> _TASK DIRECTIONS_
Give the listing below again in full, exactly as written.

> _DATA LISTING_

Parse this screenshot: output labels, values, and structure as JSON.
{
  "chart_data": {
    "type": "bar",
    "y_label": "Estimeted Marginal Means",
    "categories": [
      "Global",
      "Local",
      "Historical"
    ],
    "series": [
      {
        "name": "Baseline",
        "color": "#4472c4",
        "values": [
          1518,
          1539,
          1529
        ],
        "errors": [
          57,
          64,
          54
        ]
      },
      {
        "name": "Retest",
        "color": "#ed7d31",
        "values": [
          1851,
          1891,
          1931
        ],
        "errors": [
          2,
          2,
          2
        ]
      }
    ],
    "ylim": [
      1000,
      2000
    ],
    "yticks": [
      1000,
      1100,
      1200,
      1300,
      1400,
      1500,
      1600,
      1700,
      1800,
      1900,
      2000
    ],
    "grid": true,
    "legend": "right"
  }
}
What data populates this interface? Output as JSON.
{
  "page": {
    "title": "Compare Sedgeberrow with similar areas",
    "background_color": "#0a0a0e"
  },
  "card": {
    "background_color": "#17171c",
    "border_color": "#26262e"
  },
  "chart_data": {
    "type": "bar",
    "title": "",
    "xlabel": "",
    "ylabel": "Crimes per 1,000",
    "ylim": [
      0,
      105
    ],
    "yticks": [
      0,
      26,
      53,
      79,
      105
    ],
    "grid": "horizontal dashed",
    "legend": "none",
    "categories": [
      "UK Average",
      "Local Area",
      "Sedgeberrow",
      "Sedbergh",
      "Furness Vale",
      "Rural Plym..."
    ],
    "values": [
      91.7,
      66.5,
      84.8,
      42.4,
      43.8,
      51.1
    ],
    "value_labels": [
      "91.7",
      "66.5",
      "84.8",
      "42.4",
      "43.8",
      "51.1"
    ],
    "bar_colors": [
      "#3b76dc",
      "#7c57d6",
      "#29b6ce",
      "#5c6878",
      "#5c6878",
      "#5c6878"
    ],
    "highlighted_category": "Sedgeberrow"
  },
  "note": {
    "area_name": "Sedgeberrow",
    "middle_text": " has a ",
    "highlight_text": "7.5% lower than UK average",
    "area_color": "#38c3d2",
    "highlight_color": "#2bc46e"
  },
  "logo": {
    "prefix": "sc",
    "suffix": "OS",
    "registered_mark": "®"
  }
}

> _ANSWER_
Parse this screenshot: output labels, values, and structure as JSON.
{
  "chart_data": {
    "type": "bar",
    "y_label": "Estimeted Marginal Means",
    "categories": [
      "Global",
      "Local",
      "Historical"
    ],
    "series": [
      {
        "name": "Baseline",
        "color": "#4472c4",
        "values": [
          1518,
          1539,
          1529
        ],
        "errors": [
          57,
          64,
          54
        ]
      },
      {
        "name": "Retest",
        "color": "#ed7d31",
        "values": [
          1851,
          1891,
          1931
        ],
        "errors": [
          2,
          2,
          2
        ]
      }
    ],
    "ylim": [
      1000,
      2000
    ],
    "yticks": [
      1000,
      1100,
      1200,
      1300,
      1400,
      1500,
      1600,
      1700,
      1800,
      1900,
      2000
    ],
    "grid": true,
    "legend": "right"
  }
}
What data populates this interface? Output as JSON.
{
  "page": {
    "title": "Compare Sedgeberrow with similar areas",
    "background_color": "#0a0a0e"
  },
  "card": {
    "background_color": "#17171c",
    "border_color": "#26262e"
  },
  "chart_data": {
    "type": "bar",
    "title": "",
    "xlabel": "",
    "ylabel": "Crimes per 1,000",
    "ylim": [
      0,
      105
    ],
    "yticks": [
      0,
      26,
      53,
      79,
      105
    ],
    "grid": "horizontal dashed",
    "legend": "none",
    "categories": [
      "UK Average",
      "Local Area",
      "Sedgeberrow",
      "Sedbergh",
      "Furness Vale",
      "Rural Plym..."
    ],
    "values": [
      91.7,
      66.5,
      84.8,
      42.4,
      43.8,
      51.1
    ],
    "value_labels": [
      "91.7",
      "66.5",
      "84.8",
      "42.4",
      "43.8",
      "51.1"
    ],
    "bar_colors": [
      "#3b76dc",
      "#7c57d6",
      "#29b6ce",
      "#5c6878",
      "#5c6878",
      "#5c6878"
    ],
    "highlighted_category": "Sedgeberrow"
  },
  "note": {
    "area_name": "Sedgeberrow",
    "middle_text": " has a ",
    "highlight_text": "7.5% lower than UK average",
    "area_color": "#38c3d2",
    "highlight_color": "#2bc46e"
  },
  "logo": {
    "prefix": "sc",
    "suffix": "OS",
    "registered_mark": "®"
  }
}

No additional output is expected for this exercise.